··· DATA ROWS ···

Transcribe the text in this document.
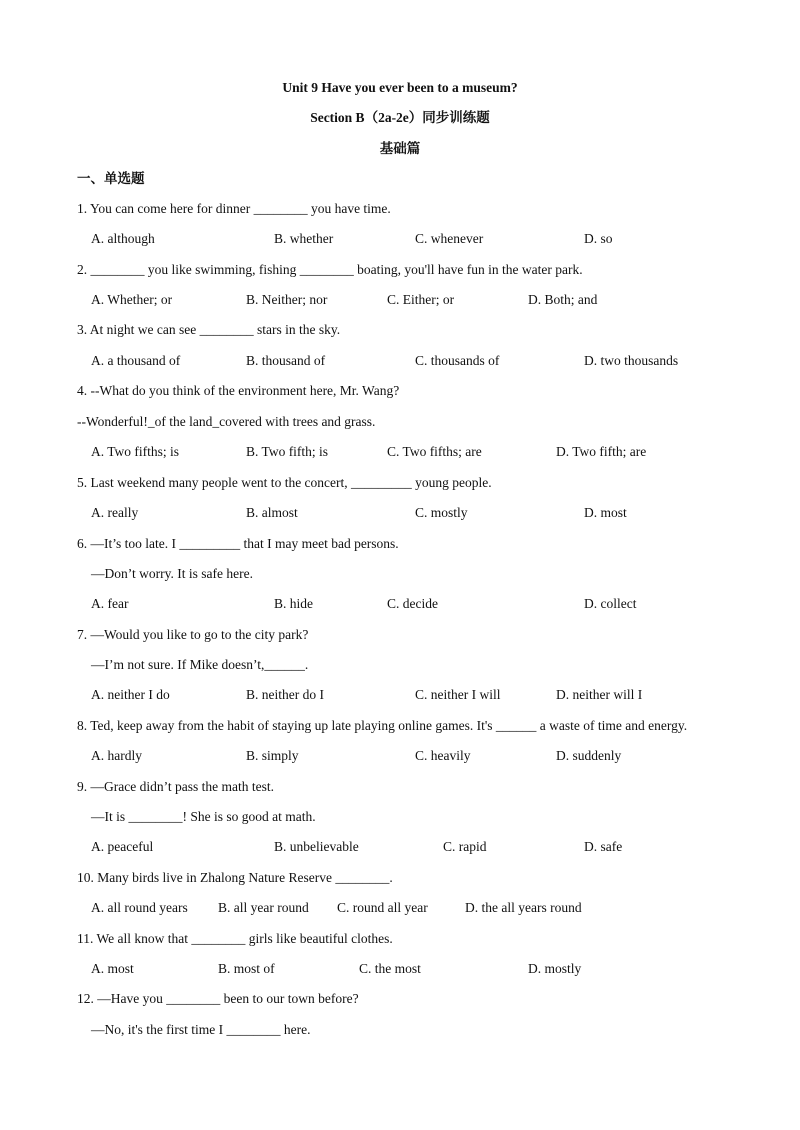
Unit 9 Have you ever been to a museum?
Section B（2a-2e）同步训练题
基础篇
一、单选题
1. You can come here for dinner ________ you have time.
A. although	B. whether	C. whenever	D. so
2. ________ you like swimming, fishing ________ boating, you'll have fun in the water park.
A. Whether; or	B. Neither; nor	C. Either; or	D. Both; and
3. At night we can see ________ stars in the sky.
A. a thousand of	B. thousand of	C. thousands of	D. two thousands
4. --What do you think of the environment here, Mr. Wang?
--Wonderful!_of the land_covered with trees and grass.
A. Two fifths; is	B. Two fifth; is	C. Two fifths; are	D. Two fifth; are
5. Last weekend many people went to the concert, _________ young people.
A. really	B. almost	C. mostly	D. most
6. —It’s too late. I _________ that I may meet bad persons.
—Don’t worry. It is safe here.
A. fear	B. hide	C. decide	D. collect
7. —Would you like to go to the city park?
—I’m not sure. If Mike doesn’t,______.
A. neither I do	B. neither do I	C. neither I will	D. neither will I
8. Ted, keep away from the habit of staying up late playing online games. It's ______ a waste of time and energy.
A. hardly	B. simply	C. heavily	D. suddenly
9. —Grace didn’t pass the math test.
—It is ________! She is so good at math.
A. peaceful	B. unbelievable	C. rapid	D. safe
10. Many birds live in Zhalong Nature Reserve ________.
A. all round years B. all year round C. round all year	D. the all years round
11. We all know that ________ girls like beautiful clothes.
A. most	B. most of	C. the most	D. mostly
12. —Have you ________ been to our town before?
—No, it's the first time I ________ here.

···
··· DATA ROWS ···

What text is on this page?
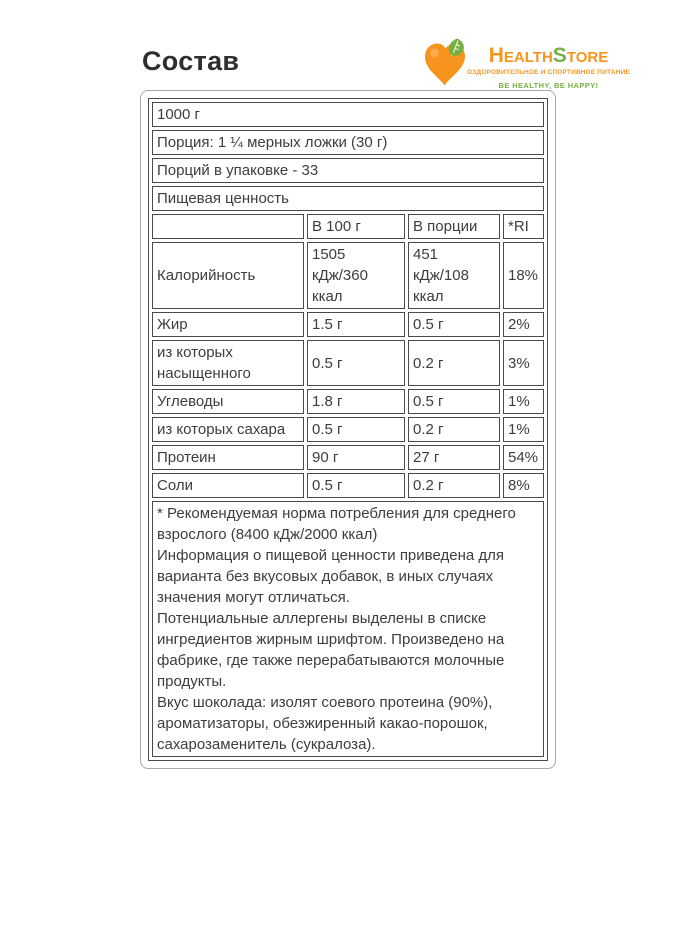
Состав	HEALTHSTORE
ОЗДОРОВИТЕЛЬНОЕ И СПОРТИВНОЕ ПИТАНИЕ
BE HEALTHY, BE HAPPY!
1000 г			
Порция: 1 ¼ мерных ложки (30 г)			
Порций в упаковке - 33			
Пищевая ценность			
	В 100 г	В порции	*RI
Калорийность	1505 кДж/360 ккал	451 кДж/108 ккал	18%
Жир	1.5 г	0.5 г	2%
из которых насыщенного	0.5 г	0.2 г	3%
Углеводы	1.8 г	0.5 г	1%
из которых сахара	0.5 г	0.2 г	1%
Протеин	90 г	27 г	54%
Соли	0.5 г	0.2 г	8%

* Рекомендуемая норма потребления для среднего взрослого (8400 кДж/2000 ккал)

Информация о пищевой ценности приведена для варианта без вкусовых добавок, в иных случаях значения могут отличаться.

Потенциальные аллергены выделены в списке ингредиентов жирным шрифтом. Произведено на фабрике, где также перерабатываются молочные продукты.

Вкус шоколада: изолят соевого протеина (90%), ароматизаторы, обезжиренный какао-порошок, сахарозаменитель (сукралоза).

···

◆ WRITTEN INSTRUCTION
For the listing above, identify each line bearing "math".

◆ OUTPUT BELOW
9. —Grace didn’t pass the math test.
—It is ________! She is so good at math.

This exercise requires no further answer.